>> START Exercise data

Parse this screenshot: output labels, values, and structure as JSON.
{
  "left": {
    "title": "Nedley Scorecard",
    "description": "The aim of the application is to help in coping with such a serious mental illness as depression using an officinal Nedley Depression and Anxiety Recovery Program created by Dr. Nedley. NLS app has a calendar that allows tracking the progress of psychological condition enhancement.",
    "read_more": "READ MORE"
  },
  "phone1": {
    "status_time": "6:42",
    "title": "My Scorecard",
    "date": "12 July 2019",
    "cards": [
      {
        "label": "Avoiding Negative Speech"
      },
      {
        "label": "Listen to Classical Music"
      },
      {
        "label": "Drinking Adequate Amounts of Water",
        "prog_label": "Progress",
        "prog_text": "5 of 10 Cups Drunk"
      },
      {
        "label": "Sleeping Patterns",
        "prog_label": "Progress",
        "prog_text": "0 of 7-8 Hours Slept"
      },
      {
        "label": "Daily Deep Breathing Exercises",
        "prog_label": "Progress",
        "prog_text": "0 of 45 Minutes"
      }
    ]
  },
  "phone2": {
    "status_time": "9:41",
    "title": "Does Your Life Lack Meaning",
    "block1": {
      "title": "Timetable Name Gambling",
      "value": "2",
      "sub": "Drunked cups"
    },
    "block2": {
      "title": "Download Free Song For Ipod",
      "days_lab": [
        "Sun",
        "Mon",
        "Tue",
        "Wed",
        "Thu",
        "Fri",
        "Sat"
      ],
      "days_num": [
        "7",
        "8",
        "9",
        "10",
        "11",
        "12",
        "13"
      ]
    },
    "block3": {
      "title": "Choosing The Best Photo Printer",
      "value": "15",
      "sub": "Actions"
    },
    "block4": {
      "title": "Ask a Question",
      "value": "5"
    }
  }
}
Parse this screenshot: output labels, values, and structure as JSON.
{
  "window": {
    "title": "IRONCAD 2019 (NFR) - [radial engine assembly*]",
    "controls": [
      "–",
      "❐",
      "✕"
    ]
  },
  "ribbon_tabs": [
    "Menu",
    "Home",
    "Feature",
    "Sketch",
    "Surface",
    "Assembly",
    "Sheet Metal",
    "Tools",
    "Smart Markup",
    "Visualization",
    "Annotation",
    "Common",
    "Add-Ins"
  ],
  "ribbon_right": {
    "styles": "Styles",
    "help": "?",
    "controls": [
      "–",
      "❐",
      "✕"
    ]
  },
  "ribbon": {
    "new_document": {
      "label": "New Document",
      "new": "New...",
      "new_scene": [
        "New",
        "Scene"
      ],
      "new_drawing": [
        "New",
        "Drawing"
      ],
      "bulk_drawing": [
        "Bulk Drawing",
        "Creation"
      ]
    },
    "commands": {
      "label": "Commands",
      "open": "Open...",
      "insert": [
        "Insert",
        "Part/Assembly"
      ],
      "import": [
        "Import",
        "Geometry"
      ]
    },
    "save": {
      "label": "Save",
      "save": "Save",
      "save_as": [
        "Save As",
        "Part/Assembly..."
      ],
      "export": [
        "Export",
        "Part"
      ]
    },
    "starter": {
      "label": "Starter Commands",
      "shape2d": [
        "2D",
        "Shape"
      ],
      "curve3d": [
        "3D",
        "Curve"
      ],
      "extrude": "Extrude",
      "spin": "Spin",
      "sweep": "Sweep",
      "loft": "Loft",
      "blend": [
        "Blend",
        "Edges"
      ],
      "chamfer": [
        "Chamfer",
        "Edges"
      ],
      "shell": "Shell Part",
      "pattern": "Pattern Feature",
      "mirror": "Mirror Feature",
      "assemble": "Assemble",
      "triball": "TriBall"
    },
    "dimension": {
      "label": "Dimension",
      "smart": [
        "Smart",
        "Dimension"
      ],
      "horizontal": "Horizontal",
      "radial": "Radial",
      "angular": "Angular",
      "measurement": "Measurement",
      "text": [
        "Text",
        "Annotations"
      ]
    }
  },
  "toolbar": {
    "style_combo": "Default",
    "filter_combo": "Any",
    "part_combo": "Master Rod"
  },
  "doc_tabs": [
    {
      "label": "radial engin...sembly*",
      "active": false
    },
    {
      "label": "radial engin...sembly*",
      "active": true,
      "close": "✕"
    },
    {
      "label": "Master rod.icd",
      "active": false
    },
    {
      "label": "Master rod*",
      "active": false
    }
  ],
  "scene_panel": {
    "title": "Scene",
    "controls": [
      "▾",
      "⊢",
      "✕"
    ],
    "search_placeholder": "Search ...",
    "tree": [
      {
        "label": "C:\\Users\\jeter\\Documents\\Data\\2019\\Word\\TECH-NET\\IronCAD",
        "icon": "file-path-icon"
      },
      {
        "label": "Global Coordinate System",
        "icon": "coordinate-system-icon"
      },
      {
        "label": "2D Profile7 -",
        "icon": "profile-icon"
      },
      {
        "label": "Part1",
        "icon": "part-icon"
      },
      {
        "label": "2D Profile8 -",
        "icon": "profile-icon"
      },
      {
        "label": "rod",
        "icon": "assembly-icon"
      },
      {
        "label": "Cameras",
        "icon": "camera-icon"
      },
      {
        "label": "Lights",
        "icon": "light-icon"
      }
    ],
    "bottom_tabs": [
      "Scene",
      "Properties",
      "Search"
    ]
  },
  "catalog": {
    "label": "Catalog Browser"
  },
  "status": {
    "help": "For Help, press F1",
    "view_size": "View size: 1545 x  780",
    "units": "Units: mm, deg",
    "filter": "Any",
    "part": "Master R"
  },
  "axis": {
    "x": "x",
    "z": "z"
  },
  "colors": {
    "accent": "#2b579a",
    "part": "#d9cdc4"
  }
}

>> END Exercise data

Take the records above and return them exactly as written.

Result:
Parse this screenshot: output labels, values, and structure as JSON.
{
  "left": {
    "title": "Nedley Scorecard",
    "description": "The aim of the application is to help in coping with such a serious mental illness as depression using an officinal Nedley Depression and Anxiety Recovery Program created by Dr. Nedley. NLS app has a calendar that allows tracking the progress of psychological condition enhancement.",
    "read_more": "READ MORE"
  },
  "phone1": {
    "status_time": "6:42",
    "title": "My Scorecard",
    "date": "12 July 2019",
    "cards": [
      {
        "label": "Avoiding Negative Speech"
      },
      {
        "label": "Listen to Classical Music"
      },
      {
        "label": "Drinking Adequate Amounts of Water",
        "prog_label": "Progress",
        "prog_text": "5 of 10 Cups Drunk"
      },
      {
        "label": "Sleeping Patterns",
        "prog_label": "Progress",
        "prog_text": "0 of 7-8 Hours Slept"
      },
      {
        "label": "Daily Deep Breathing Exercises",
        "prog_label": "Progress",
        "prog_text": "0 of 45 Minutes"
      }
    ]
  },
  "phone2": {
    "status_time": "9:41",
    "title": "Does Your Life Lack Meaning",
    "block1": {
      "title": "Timetable Name Gambling",
      "value": "2",
      "sub": "Drunked cups"
    },
    "block2": {
      "title": "Download Free Song For Ipod",
      "days_lab": [
        "Sun",
        "Mon",
        "Tue",
        "Wed",
        "Thu",
        "Fri",
        "Sat"
      ],
      "days_num": [
        "7",
        "8",
        "9",
        "10",
        "11",
        "12",
        "13"
      ]
    },
    "block3": {
      "title": "Choosing The Best Photo Printer",
      "value": "15",
      "sub": "Actions"
    },
    "block4": {
      "title": "Ask a Question",
      "value": "5"
    }
  }
}
Parse this screenshot: output labels, values, and structure as JSON.
{
  "window": {
    "title": "IRONCAD 2019 (NFR) - [radial engine assembly*]",
    "controls": [
      "–",
      "❐",
      "✕"
    ]
  },
  "ribbon_tabs": [
    "Menu",
    "Home",
    "Feature",
    "Sketch",
    "Surface",
    "Assembly",
    "Sheet Metal",
    "Tools",
    "Smart Markup",
    "Visualization",
    "Annotation",
    "Common",
    "Add-Ins"
  ],
  "ribbon_right": {
    "styles": "Styles",
    "help": "?",
    "controls": [
      "–",
      "❐",
      "✕"
    ]
  },
  "ribbon": {
    "new_document": {
      "label": "New Document",
      "new": "New...",
      "new_scene": [
        "New",
        "Scene"
      ],
      "new_drawing": [
        "New",
        "Drawing"
      ],
      "bulk_drawing": [
        "Bulk Drawing",
        "Creation"
      ]
    },
    "commands": {
      "label": "Commands",
      "open": "Open...",
      "insert": [
        "Insert",
        "Part/Assembly"
      ],
      "import": [
        "Import",
        "Geometry"
      ]
    },
    "save": {
      "label": "Save",
      "save": "Save",
      "save_as": [
        "Save As",
        "Part/Assembly..."
      ],
      "export": [
        "Export",
        "Part"
      ]
    },
    "starter": {
      "label": "Starter Commands",
      "shape2d": [
        "2D",
        "Shape"
      ],
      "curve3d": [
        "3D",
        "Curve"
      ],
      "extrude": "Extrude",
      "spin": "Spin",
      "sweep": "Sweep",
      "loft": "Loft",
      "blend": [
        "Blend",
        "Edges"
      ],
      "chamfer": [
        "Chamfer",
        "Edges"
      ],
      "shell": "Shell Part",
      "pattern": "Pattern Feature",
      "mirror": "Mirror Feature",
      "assemble": "Assemble",
      "triball": "TriBall"
    },
    "dimension": {
      "label": "Dimension",
      "smart": [
        "Smart",
        "Dimension"
      ],
      "horizontal": "Horizontal",
      "radial": "Radial",
      "angular": "Angular",
      "measurement": "Measurement",
      "text": [
        "Text",
        "Annotations"
      ]
    }
  },
  "toolbar": {
    "style_combo": "Default",
    "filter_combo": "Any",
    "part_combo": "Master Rod"
  },
  "doc_tabs": [
    {
      "label": "radial engin...sembly*",
      "active": false
    },
    {
      "label": "radial engin...sembly*",
      "active": true,
      "close": "✕"
    },
    {
      "label": "Master rod.icd",
      "active": false
    },
    {
      "label": "Master rod*",
      "active": false
    }
  ],
  "scene_panel": {
    "title": "Scene",
    "controls": [
      "▾",
      "⊢",
      "✕"
    ],
    "search_placeholder": "Search ...",
    "tree": [
      {
        "label": "C:\\Users\\jeter\\Documents\\Data\\2019\\Word\\TECH-NET\\IronCAD",
        "icon": "file-path-icon"
      },
      {
        "label": "Global Coordinate System",
        "icon": "coordinate-system-icon"
      },
      {
        "label": "2D Profile7 -",
        "icon": "profile-icon"
      },
      {
        "label": "Part1",
        "icon": "part-icon"
      },
      {
        "label": "2D Profile8 -",
        "icon": "profile-icon"
      },
      {
        "label": "rod",
        "icon": "assembly-icon"
      },
      {
        "label": "Cameras",
        "icon": "camera-icon"
      },
      {
        "label": "Lights",
        "icon": "light-icon"
      }
    ],
    "bottom_tabs": [
      "Scene",
      "Properties",
      "Search"
    ]
  },
  "catalog": {
    "label": "Catalog Browser"
  },
  "status": {
    "help": "For Help, press F1",
    "view_size": "View size: 1545 x  780",
    "units": "Units: mm, deg",
    "filter": "Any",
    "part": "Master R"
  },
  "axis": {
    "x": "x",
    "z": "z"
  },
  "colors": {
    "accent": "#2b579a",
    "part": "#d9cdc4"
  }
}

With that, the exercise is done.